» **EXERCISE PROMPT**
Transcribe the material below exactly as it appears.

» **SUPPLIED RECORDS**
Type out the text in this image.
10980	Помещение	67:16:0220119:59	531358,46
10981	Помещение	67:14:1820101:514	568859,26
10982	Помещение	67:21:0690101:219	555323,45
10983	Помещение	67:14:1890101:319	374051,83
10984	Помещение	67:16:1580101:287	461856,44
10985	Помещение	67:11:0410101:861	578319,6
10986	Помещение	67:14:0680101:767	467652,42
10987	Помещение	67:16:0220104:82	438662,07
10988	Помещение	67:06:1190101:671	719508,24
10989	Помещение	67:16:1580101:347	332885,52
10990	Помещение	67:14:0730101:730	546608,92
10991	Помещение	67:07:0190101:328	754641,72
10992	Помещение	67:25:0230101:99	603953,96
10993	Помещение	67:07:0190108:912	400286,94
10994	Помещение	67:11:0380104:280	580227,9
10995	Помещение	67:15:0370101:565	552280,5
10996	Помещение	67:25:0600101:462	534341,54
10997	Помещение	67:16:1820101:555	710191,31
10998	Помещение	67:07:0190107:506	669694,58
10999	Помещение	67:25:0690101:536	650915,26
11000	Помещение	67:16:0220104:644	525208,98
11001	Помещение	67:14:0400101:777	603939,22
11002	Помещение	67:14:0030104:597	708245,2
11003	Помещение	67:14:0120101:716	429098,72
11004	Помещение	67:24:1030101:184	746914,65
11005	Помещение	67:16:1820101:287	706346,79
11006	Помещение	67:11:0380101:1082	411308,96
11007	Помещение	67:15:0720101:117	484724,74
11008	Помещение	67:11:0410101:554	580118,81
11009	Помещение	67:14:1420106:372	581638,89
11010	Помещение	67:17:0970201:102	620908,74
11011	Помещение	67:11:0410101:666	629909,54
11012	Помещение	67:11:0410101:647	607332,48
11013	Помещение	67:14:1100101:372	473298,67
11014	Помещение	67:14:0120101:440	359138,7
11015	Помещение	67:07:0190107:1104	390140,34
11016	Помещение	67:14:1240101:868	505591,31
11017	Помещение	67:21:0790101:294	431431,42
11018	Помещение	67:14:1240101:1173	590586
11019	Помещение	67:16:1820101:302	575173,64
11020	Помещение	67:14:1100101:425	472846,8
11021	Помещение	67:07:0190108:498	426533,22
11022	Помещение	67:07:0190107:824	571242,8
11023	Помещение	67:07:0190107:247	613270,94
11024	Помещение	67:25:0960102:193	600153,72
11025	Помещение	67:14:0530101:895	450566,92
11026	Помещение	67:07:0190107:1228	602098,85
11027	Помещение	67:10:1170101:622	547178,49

» **EXERCISE SOLUTION**
Type out the text in this image.
10980	Помещение	67:16:0220119:59	531358,46
10981	Помещение	67:14:1820101:514	568859,26
10982	Помещение	67:21:0690101:219	555323,45
10983	Помещение	67:14:1890101:319	374051,83
10984	Помещение	67:16:1580101:287	461856,44
10985	Помещение	67:11:0410101:861	578319,6
10986	Помещение	67:14:0680101:767	467652,42
10987	Помещение	67:16:0220104:82	438662,07
10988	Помещение	67:06:1190101:671	719508,24
10989	Помещение	67:16:1580101:347	332885,52
10990	Помещение	67:14:0730101:730	546608,92
10991	Помещение	67:07:0190101:328	754641,72
10992	Помещение	67:25:0230101:99	603953,96
10993	Помещение	67:07:0190108:912	400286,94
10994	Помещение	67:11:0380104:280	580227,9
10995	Помещение	67:15:0370101:565	552280,5
10996	Помещение	67:25:0600101:462	534341,54
10997	Помещение	67:16:1820101:555	710191,31
10998	Помещение	67:07:0190107:506	669694,58
10999	Помещение	67:25:0690101:536	650915,26
11000	Помещение	67:16:0220104:644	525208,98
11001	Помещение	67:14:0400101:777	603939,22
11002	Помещение	67:14:0030104:597	708245,2
11003	Помещение	67:14:0120101:716	429098,72
11004	Помещение	67:24:1030101:184	746914,65
11005	Помещение	67:16:1820101:287	706346,79
11006	Помещение	67:11:0380101:1082	411308,96
11007	Помещение	67:15:0720101:117	484724,74
11008	Помещение	67:11:0410101:554	580118,81
11009	Помещение	67:14:1420106:372	581638,89
11010	Помещение	67:17:0970201:102	620908,74
11011	Помещение	67:11:0410101:666	629909,54
11012	Помещение	67:11:0410101:647	607332,48
11013	Помещение	67:14:1100101:372	473298,67
11014	Помещение	67:14:0120101:440	359138,7
11015	Помещение	67:07:0190107:1104	390140,34
11016	Помещение	67:14:1240101:868	505591,31
11017	Помещение	67:21:0790101:294	431431,42
11018	Помещение	67:14:1240101:1173	590586
11019	Помещение	67:16:1820101:302	575173,64
11020	Помещение	67:14:1100101:425	472846,8
11021	Помещение	67:07:0190108:498	426533,22
11022	Помещение	67:07:0190107:824	571242,8
11023	Помещение	67:07:0190107:247	613270,94
11024	Помещение	67:25:0960102:193	600153,72
11025	Помещение	67:14:0530101:895	450566,92
11026	Помещение	67:07:0190107:1228	602098,85
11027	Помещение	67:10:1170101:622	547178,49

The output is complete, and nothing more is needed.